**** RECORDS SUPPLIED
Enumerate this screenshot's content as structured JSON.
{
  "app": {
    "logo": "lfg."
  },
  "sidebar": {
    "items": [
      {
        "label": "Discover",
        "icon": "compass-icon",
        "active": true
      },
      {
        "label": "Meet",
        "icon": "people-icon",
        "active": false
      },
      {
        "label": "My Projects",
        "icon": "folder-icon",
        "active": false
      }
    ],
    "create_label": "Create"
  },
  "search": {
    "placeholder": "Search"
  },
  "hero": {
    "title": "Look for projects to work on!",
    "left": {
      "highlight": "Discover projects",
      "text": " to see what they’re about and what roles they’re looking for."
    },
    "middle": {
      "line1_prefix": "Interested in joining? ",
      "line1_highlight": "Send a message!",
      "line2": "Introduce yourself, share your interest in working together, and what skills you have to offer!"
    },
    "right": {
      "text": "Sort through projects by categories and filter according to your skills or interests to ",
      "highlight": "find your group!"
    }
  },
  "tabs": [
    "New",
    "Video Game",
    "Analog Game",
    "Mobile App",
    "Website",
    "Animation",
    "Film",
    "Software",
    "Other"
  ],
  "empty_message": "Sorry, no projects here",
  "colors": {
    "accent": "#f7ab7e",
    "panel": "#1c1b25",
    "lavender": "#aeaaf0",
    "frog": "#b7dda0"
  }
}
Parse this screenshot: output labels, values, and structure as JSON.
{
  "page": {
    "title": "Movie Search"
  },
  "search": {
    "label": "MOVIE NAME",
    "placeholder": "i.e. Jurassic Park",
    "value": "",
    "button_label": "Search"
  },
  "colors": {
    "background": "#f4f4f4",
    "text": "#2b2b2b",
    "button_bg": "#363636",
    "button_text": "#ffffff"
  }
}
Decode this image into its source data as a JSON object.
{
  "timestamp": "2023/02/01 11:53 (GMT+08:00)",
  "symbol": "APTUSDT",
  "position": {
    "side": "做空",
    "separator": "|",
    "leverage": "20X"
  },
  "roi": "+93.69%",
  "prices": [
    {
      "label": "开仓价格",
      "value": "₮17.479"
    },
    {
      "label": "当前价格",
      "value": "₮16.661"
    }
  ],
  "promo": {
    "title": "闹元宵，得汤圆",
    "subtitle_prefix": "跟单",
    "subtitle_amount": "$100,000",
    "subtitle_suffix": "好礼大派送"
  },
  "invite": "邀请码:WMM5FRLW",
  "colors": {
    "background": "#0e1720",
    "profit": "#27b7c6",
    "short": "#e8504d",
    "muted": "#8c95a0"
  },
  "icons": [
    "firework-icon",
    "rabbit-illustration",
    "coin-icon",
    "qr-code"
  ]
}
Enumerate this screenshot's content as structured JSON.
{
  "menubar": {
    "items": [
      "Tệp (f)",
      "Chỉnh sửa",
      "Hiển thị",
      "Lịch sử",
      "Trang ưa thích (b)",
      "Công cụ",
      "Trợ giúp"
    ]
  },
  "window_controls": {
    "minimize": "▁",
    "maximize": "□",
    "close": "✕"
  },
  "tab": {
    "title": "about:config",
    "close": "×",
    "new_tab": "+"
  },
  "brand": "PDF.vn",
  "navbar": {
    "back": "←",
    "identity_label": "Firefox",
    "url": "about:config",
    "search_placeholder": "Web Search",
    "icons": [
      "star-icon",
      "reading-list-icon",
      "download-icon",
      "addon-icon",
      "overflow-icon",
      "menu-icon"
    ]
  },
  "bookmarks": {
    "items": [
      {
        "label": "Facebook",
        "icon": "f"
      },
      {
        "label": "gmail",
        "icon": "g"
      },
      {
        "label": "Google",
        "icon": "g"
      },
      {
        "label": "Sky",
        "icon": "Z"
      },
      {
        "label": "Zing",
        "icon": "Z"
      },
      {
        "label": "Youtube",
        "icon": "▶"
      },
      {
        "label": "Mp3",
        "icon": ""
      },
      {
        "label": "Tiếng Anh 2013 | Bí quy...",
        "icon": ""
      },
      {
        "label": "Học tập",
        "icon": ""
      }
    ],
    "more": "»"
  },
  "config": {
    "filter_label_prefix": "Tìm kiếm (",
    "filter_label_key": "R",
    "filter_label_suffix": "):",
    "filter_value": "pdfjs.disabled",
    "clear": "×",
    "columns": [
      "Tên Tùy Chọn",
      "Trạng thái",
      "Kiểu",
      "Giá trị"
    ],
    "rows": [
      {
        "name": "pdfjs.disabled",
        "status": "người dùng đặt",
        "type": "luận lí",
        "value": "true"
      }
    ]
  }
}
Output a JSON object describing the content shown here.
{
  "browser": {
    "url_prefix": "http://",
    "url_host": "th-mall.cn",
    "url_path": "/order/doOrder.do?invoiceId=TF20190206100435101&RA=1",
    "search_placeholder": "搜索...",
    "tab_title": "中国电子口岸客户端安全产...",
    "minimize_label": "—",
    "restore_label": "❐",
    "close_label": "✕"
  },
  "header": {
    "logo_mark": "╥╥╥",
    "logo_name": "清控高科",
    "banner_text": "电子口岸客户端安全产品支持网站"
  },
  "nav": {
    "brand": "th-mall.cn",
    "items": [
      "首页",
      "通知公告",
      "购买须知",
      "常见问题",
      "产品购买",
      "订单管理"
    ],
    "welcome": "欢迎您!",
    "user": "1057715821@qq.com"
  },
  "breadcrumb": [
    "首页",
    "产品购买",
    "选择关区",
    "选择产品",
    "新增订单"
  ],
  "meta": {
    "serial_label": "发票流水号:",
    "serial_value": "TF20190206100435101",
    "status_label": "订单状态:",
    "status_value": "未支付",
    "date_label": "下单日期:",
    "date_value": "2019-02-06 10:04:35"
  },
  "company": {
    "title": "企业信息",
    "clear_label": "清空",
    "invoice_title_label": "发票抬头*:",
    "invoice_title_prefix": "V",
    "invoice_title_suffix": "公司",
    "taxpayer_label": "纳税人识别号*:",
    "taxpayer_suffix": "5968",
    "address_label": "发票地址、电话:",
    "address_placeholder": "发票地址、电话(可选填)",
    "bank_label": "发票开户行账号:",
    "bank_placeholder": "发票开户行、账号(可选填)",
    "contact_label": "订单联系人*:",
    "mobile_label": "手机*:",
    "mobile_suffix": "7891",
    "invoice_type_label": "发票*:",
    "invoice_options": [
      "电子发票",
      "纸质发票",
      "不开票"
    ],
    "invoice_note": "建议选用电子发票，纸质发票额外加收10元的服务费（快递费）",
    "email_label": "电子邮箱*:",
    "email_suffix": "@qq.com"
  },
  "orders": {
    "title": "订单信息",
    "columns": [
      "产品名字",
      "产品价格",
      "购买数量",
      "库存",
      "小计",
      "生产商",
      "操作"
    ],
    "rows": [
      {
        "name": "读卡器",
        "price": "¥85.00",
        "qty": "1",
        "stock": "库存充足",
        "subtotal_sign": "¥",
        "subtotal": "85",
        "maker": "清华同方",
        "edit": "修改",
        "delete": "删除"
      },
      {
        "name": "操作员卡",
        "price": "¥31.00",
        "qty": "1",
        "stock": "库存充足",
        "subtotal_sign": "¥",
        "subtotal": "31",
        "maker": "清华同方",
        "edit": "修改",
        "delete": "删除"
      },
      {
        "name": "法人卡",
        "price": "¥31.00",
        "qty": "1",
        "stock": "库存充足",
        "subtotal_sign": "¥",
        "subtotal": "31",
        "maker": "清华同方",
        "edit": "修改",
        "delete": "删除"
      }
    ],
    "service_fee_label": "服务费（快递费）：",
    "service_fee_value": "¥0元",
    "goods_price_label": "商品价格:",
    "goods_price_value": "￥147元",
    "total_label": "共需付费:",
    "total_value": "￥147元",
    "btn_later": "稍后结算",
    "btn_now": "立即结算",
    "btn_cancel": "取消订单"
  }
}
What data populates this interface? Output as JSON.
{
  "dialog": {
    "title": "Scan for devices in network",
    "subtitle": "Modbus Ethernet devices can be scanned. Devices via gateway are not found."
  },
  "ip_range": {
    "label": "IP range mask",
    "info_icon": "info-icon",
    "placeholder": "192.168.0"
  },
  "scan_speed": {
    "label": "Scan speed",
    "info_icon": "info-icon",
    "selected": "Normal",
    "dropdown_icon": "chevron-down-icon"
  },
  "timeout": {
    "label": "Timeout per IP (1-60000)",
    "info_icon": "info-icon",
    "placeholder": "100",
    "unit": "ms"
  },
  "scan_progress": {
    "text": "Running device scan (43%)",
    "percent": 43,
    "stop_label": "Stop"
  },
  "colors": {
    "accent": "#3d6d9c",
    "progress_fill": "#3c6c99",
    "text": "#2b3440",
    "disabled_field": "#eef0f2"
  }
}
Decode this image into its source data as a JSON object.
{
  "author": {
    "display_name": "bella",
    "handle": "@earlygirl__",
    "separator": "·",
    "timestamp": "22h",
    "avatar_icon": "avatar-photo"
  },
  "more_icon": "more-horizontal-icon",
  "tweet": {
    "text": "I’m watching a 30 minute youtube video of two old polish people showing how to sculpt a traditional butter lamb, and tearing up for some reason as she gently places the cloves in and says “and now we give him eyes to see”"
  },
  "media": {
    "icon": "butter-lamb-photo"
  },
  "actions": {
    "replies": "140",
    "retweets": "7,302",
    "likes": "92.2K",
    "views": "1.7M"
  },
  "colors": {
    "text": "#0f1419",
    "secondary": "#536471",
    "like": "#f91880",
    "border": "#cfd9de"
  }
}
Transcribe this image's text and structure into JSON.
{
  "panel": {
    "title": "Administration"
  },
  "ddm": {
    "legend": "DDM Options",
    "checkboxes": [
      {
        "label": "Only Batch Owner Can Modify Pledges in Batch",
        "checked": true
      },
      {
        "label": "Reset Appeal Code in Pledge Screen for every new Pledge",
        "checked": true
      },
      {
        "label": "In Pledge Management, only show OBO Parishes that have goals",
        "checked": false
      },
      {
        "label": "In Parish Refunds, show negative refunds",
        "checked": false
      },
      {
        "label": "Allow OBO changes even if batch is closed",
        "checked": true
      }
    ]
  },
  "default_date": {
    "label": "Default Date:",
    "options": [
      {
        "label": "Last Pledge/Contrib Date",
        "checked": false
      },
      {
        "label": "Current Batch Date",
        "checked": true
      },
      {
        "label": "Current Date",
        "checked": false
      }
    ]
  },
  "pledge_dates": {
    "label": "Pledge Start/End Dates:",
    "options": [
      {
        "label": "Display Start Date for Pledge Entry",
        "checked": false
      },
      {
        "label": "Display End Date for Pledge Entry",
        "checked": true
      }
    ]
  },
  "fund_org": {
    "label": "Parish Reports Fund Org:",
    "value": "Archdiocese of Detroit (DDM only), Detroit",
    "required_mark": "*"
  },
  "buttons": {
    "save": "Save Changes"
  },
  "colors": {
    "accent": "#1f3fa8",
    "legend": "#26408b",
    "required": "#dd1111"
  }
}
********
### WORK TO DO
Whichever lines contain the string "timestamp", select and copy them.

### EXERCISE OUTPUT
  "timestamp": "2023/02/01 11:53 (GMT+08:00)",
    "timestamp": "22h",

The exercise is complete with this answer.